- _Data for the task_
------------------------------------------------------------

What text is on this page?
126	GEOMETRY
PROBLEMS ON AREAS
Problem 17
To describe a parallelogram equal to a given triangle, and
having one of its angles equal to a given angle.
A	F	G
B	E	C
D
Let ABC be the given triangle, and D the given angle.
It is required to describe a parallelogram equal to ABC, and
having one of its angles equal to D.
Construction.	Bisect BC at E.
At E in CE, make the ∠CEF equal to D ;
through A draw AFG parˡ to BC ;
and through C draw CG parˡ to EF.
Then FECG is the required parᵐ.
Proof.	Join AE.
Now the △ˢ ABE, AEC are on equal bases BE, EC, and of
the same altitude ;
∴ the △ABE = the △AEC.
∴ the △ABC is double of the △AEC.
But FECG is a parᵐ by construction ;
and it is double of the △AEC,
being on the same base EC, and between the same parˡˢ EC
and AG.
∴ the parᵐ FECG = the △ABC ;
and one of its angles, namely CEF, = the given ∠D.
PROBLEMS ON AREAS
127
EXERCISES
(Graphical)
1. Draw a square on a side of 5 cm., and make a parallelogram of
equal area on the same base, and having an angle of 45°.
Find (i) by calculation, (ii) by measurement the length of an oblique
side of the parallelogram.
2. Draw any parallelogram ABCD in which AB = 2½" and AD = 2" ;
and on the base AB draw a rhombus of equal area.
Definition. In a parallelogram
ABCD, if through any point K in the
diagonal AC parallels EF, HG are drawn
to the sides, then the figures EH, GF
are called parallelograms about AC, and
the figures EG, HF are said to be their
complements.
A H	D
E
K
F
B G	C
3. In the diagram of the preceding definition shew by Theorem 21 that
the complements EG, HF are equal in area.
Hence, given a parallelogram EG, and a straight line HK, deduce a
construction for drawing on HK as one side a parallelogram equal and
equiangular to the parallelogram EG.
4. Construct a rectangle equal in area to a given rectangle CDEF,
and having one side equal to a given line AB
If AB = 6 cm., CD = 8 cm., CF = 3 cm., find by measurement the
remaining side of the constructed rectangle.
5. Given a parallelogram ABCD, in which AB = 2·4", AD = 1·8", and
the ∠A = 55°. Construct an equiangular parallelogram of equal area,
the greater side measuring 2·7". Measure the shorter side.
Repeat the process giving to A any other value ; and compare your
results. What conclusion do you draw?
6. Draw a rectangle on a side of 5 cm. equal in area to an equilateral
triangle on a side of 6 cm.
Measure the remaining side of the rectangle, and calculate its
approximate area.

------------------------------------------------------------

- _Set problem_
All of the entries should be written out again exactly.

- _Response_
What text is on this page?
126	GEOMETRY
PROBLEMS ON AREAS
Problem 17
To describe a parallelogram equal to a given triangle, and
having one of its angles equal to a given angle.
A	F	G
B	E	C
D
Let ABC be the given triangle, and D the given angle.
It is required to describe a parallelogram equal to ABC, and
having one of its angles equal to D.
Construction.	Bisect BC at E.
At E in CE, make the ∠CEF equal to D ;
through A draw AFG parˡ to BC ;
and through C draw CG parˡ to EF.
Then FECG is the required parᵐ.
Proof.	Join AE.
Now the △ˢ ABE, AEC are on equal bases BE, EC, and of
the same altitude ;
∴ the △ABE = the △AEC.
∴ the △ABC is double of the △AEC.
But FECG is a parᵐ by construction ;
and it is double of the △AEC,
being on the same base EC, and between the same parˡˢ EC
and AG.
∴ the parᵐ FECG = the △ABC ;
and one of its angles, namely CEF, = the given ∠D.
PROBLEMS ON AREAS
127
EXERCISES
(Graphical)
1. Draw a square on a side of 5 cm., and make a parallelogram of
equal area on the same base, and having an angle of 45°.
Find (i) by calculation, (ii) by measurement the length of an oblique
side of the parallelogram.
2. Draw any parallelogram ABCD in which AB = 2½" and AD = 2" ;
and on the base AB draw a rhombus of equal area.
Definition. In a parallelogram
ABCD, if through any point K in the
diagonal AC parallels EF, HG are drawn
to the sides, then the figures EH, GF
are called parallelograms about AC, and
the figures EG, HF are said to be their
complements.
A H	D
E
K
F
B G	C
3. In the diagram of the preceding definition shew by Theorem 21 that
the complements EG, HF are equal in area.
Hence, given a parallelogram EG, and a straight line HK, deduce a
construction for drawing on HK as one side a parallelogram equal and
equiangular to the parallelogram EG.
4. Construct a rectangle equal in area to a given rectangle CDEF,
and having one side equal to a given line AB
If AB = 6 cm., CD = 8 cm., CF = 3 cm., find by measurement the
remaining side of the constructed rectangle.
5. Given a parallelogram ABCD, in which AB = 2·4", AD = 1·8", and
the ∠A = 55°. Construct an equiangular parallelogram of equal area,
the greater side measuring 2·7". Measure the shorter side.
Repeat the process giving to A any other value ; and compare your
results. What conclusion do you draw?
6. Draw a rectangle on a side of 5 cm. equal in area to an equilateral
triangle on a side of 6 cm.
Measure the remaining side of the rectangle, and calculate its
approximate area.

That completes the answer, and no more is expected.